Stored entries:
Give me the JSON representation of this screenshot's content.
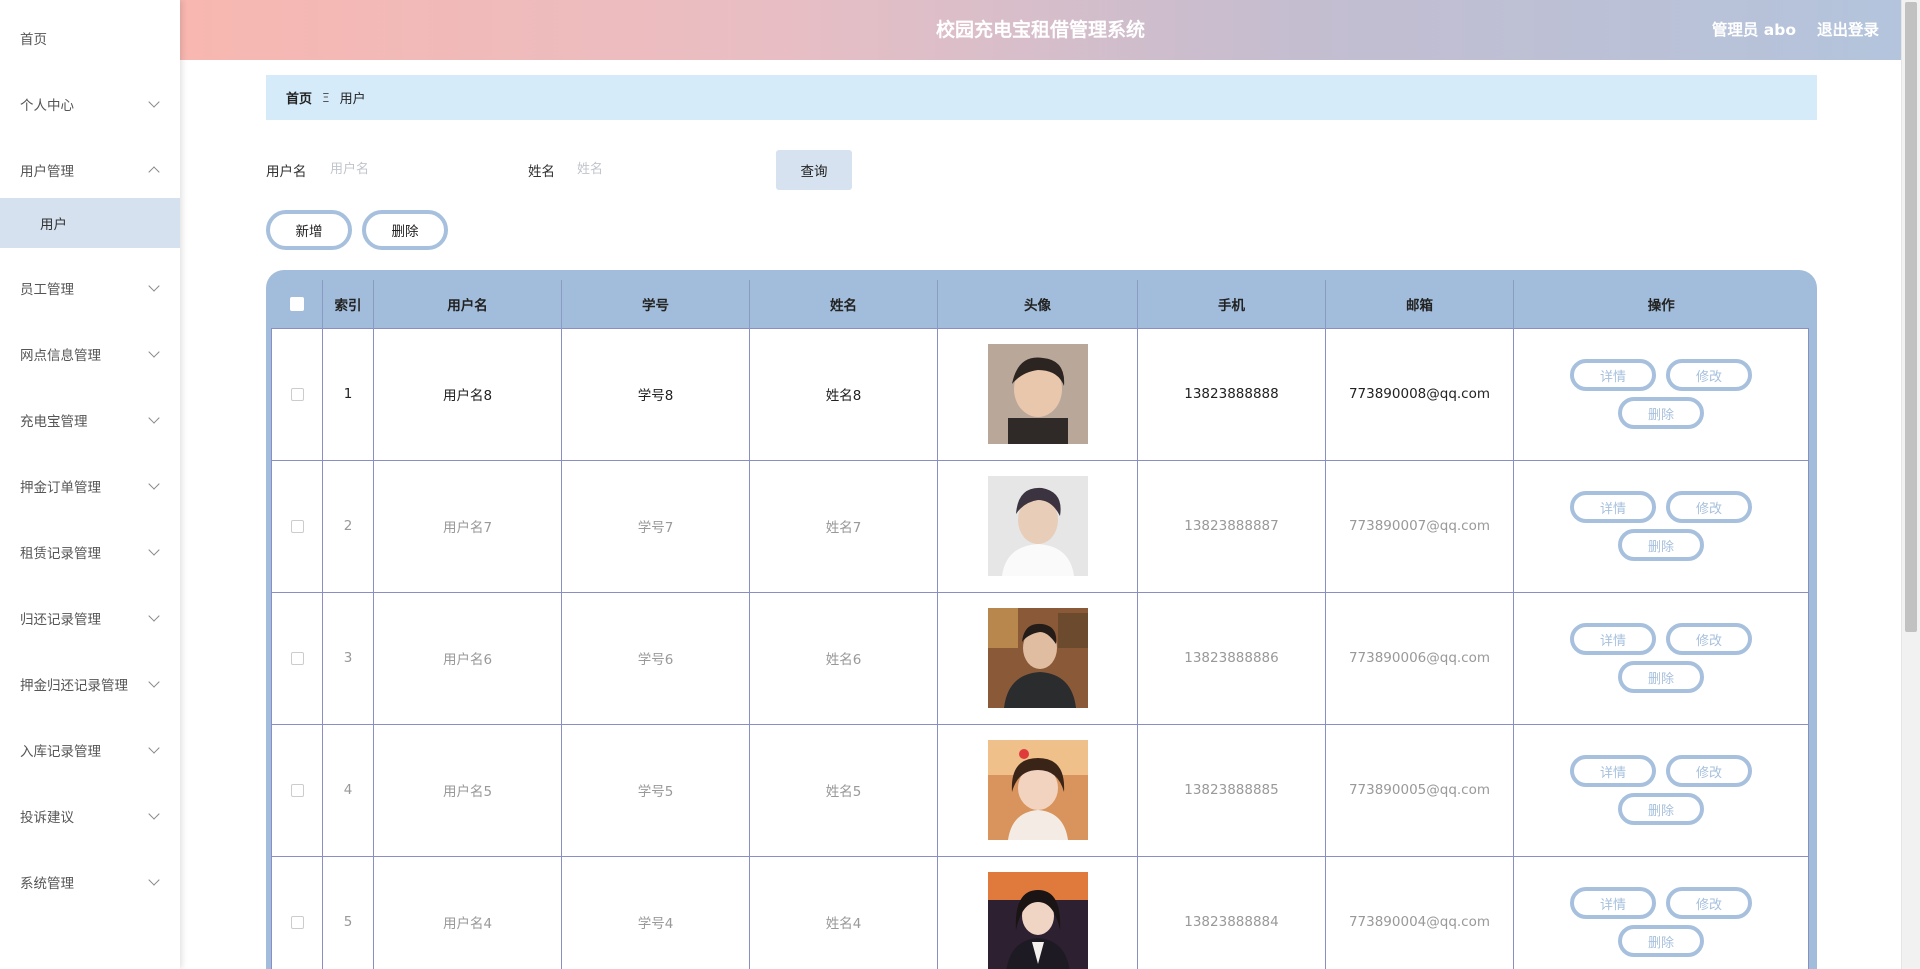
{
  "header": {
    "title": "校园充电宝租借管理系统",
    "user": "管理员 abo",
    "logout": "退出登录"
  },
  "sidebar": {
    "items": [
      {
        "label": "首页"
      },
      {
        "label": "个人中心"
      },
      {
        "label": "用户管理"
      },
      {
        "label": "用户"
      },
      {
        "label": "员工管理"
      },
      {
        "label": "网点信息管理"
      },
      {
        "label": "充电宝管理"
      },
      {
        "label": "押金订单管理"
      },
      {
        "label": "租赁记录管理"
      },
      {
        "label": "归还记录管理"
      },
      {
        "label": "押金归还记录管理"
      },
      {
        "label": "入库记录管理"
      },
      {
        "label": "投诉建议"
      },
      {
        "label": "系统管理"
      }
    ]
  },
  "breadcrumb": {
    "home": "首页",
    "separator": "Ξ",
    "current": "用户"
  },
  "search": {
    "username_label": "用户名",
    "username_placeholder": "用户名",
    "name_label": "姓名",
    "name_placeholder": "姓名",
    "query_label": "查询"
  },
  "actions": {
    "add_label": "新增",
    "delete_label": "删除"
  },
  "table": {
    "headers": [
      "索引",
      "用户名",
      "学号",
      "姓名",
      "头像",
      "手机",
      "邮箱",
      "操作"
    ],
    "op_labels": {
      "detail": "详情",
      "edit": "修改",
      "delete": "删除"
    },
    "rows": [
      {
        "index": "1",
        "username": "用户名8",
        "student_no": "学号8",
        "name": "姓名8",
        "avatar": "avatar-photo-boy-dark-hair",
        "phone": "13823888888",
        "email": "773890008@qq.com"
      },
      {
        "index": "2",
        "username": "用户名7",
        "student_no": "学号7",
        "name": "姓名7",
        "avatar": "avatar-photo-boy-white-hoodie",
        "phone": "13823888887",
        "email": "773890007@qq.com"
      },
      {
        "index": "3",
        "username": "用户名6",
        "student_no": "学号6",
        "name": "姓名6",
        "avatar": "avatar-photo-man-suit",
        "phone": "13823888886",
        "email": "773890006@qq.com"
      },
      {
        "index": "4",
        "username": "用户名5",
        "student_no": "学号5",
        "name": "姓名5",
        "avatar": "avatar-photo-girl-smiling",
        "phone": "13823888885",
        "email": "773890005@qq.com"
      },
      {
        "index": "5",
        "username": "用户名4",
        "student_no": "学号4",
        "name": "姓名4",
        "avatar": "avatar-photo-girl-sunset",
        "phone": "13823888884",
        "email": "773890004@qq.com"
      }
    ]
  },
  "colors": {
    "accent": "#a2bddb",
    "breadcrumb_bg": "#d6ebfa",
    "active_menu_bg": "#d5e1ef",
    "button_border": "#a6c0dd"
  }
}
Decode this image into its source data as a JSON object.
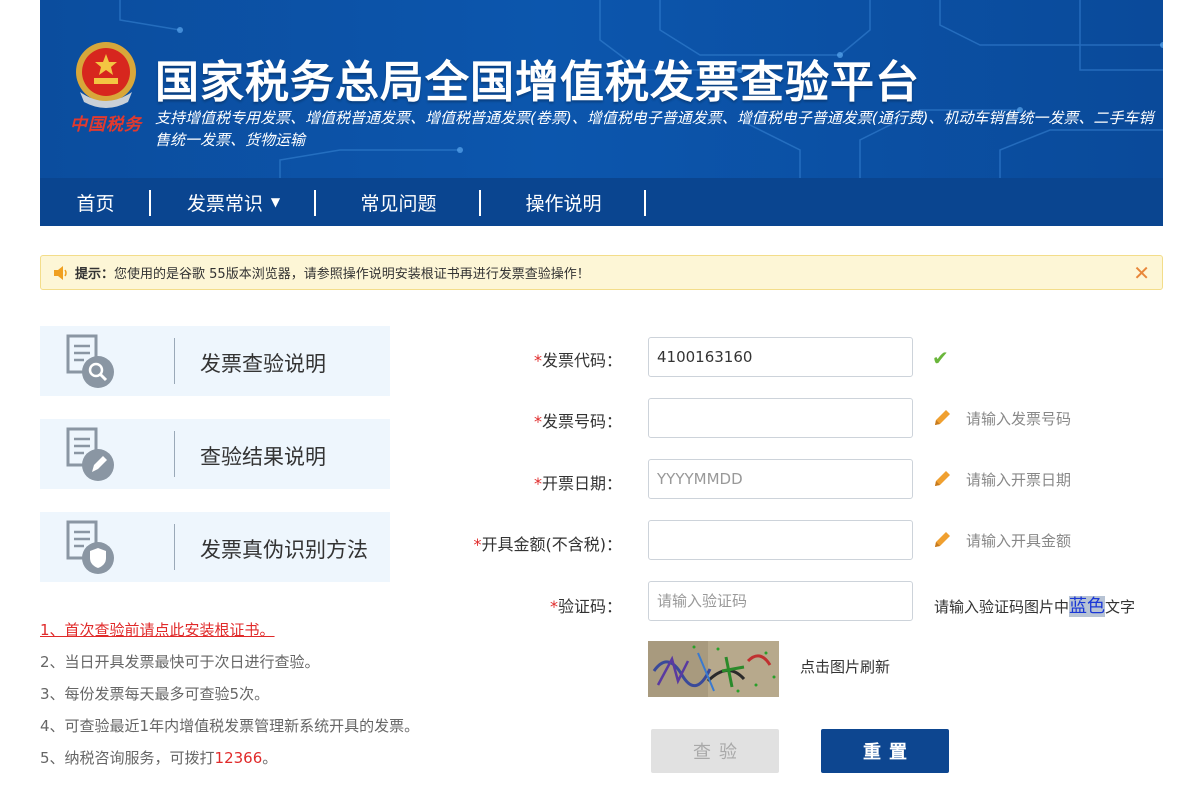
{
  "header": {
    "title": "国家税务总局全国增值税发票查验平台",
    "subtitle": "支持增值税专用发票、增值税普通发票、增值税普通发票(卷票)、增值税电子普通发票、增值税电子普通发票(通行费)、机动车销售统一发票、二手车销售统一发票、货物运输",
    "seal_text": "中国税务"
  },
  "nav": {
    "items": [
      {
        "label": "首页"
      },
      {
        "label": "发票常识"
      },
      {
        "label": "常见问题"
      },
      {
        "label": "操作说明"
      }
    ]
  },
  "notice": {
    "label": "提示：",
    "text": "您使用的是谷歌 55版本浏览器，请参照操作说明安装根证书再进行发票查验操作！",
    "close": "✕"
  },
  "cards": [
    {
      "label": "发票查验说明",
      "icon": "document-search-icon"
    },
    {
      "label": "查验结果说明",
      "icon": "document-edit-icon"
    },
    {
      "label": "发票真伪识别方法",
      "icon": "document-shield-icon"
    }
  ],
  "notes": {
    "n1": "1、首次查验前请点此安装根证书。",
    "n2": "2、当日开具发票最快可于次日进行查验。",
    "n3": "3、每份发票每天最多可查验5次。",
    "n4": "4、可查验最近1年内增值税发票管理新系统开具的发票。",
    "n5_prefix": "5、纳税咨询服务，可拨打",
    "n5_phone": "12366",
    "n5_suffix": "。"
  },
  "form": {
    "required_mark": "*",
    "code_label": "发票代码：",
    "code_value": "4100163160",
    "code_status": "✔",
    "number_label": "发票号码：",
    "number_value": "",
    "number_hint": "请输入发票号码",
    "date_label": "开票日期：",
    "date_placeholder": "YYYYMMDD",
    "date_hint": "请输入开票日期",
    "amount_label": "开具金额(不含税)：",
    "amount_value": "",
    "amount_hint": "请输入开具金额",
    "captcha_label": "验证码：",
    "captcha_placeholder": "请输入验证码",
    "captcha_hint_prefix": "请输入验证码图片中",
    "captcha_hint_color": "蓝色",
    "captcha_hint_suffix": "文字",
    "refresh_text": "点击图片刷新"
  },
  "buttons": {
    "check": "查验",
    "reset": "重置"
  },
  "colors": {
    "banner": "#0c56ad",
    "nav": "#0a4590",
    "required": "#e02a2a",
    "reset_button": "#0d4690"
  }
}
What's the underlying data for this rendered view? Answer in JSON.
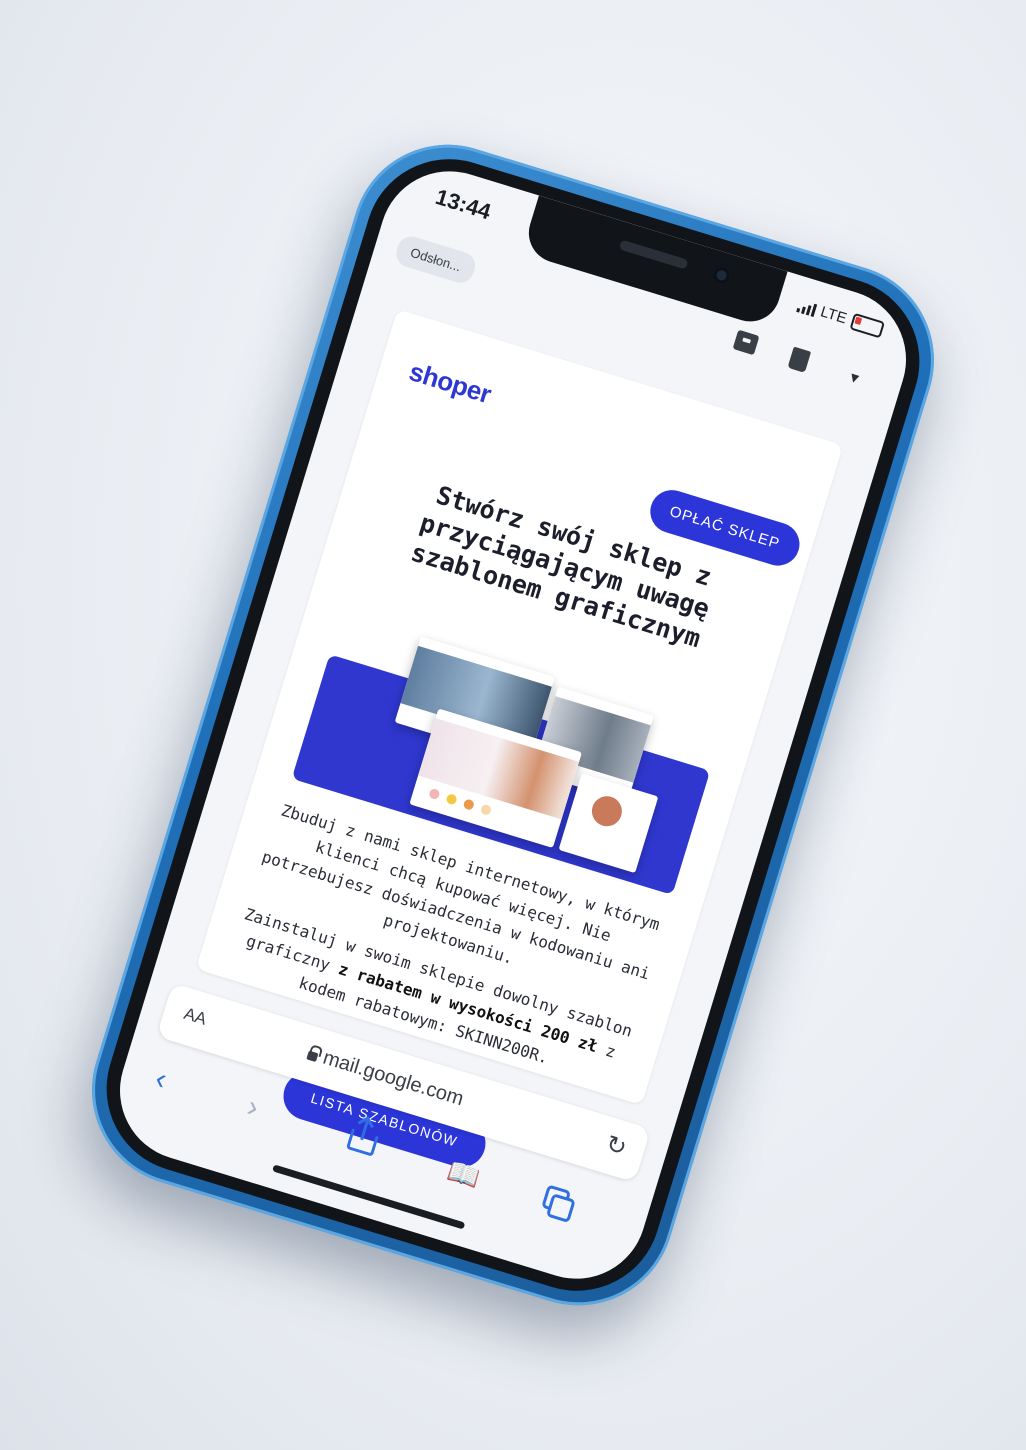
{
  "status_bar": {
    "time": "13:44",
    "network": "LTE"
  },
  "mail_toolbar": {
    "reply_label": "Odsłon..."
  },
  "email": {
    "brand": "shoper",
    "pay_button_label": "OPŁAĆ SKLEP",
    "headline": "Stwórz swój sklep z przyciągającym uwagę szablonem graficznym",
    "paragraph_1": "Zbuduj z nami sklep internetowy, w którym klienci chcą kupować więcej. Nie potrzebujesz doświadczenia w kodowaniu ani projektowaniu.",
    "paragraph_2_start": "Zainstaluj w swoim sklepie dowolny szablon graficzny",
    "paragraph_2_bold": "z rabatem w wysokości 200 zł",
    "paragraph_2_end": "z kodem rabatowym: SKINN200R.",
    "list_button_label": "LISTA SZABLONÓW"
  },
  "browser": {
    "text_size_label": "AA",
    "url": "mail.google.com"
  },
  "icons": {
    "back": "chevron-left-icon",
    "forward": "chevron-right-icon",
    "share": "share-icon",
    "bookmarks": "book-icon",
    "tabs": "tabs-icon",
    "reload": "reload-icon",
    "lock": "lock-icon"
  },
  "colors": {
    "brand_blue": "#2b35d8",
    "case_blue": "#1f6fb8",
    "safari_blue": "#2f6fe0"
  }
}
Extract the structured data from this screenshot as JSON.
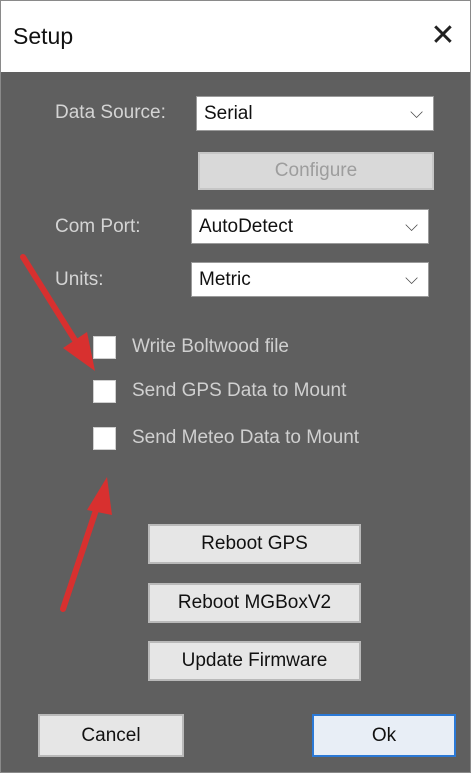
{
  "window": {
    "title": "Setup"
  },
  "form": {
    "data_source": {
      "label": "Data Source:",
      "value": "Serial"
    },
    "configure_label": "Configure",
    "com_port": {
      "label": "Com Port:",
      "value": "AutoDetect"
    },
    "units": {
      "label": "Units:",
      "value": "Metric"
    }
  },
  "checkboxes": [
    {
      "label": "Write Boltwood file",
      "checked": false
    },
    {
      "label": "Send GPS Data to Mount",
      "checked": false
    },
    {
      "label": "Send Meteo Data to Mount",
      "checked": false
    }
  ],
  "buttons": {
    "reboot_gps": "Reboot GPS",
    "reboot_mgbox": "Reboot MGBoxV2",
    "update_firmware": "Update Firmware",
    "cancel": "Cancel",
    "ok": "Ok"
  },
  "colors": {
    "annotation_arrow": "#d8302f",
    "ok_border": "#2b79d6",
    "dialog_background": "#5f5f5f"
  }
}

Prompt: Provide only the count of lines in the data above that include the string "Reboot".

Task result: 2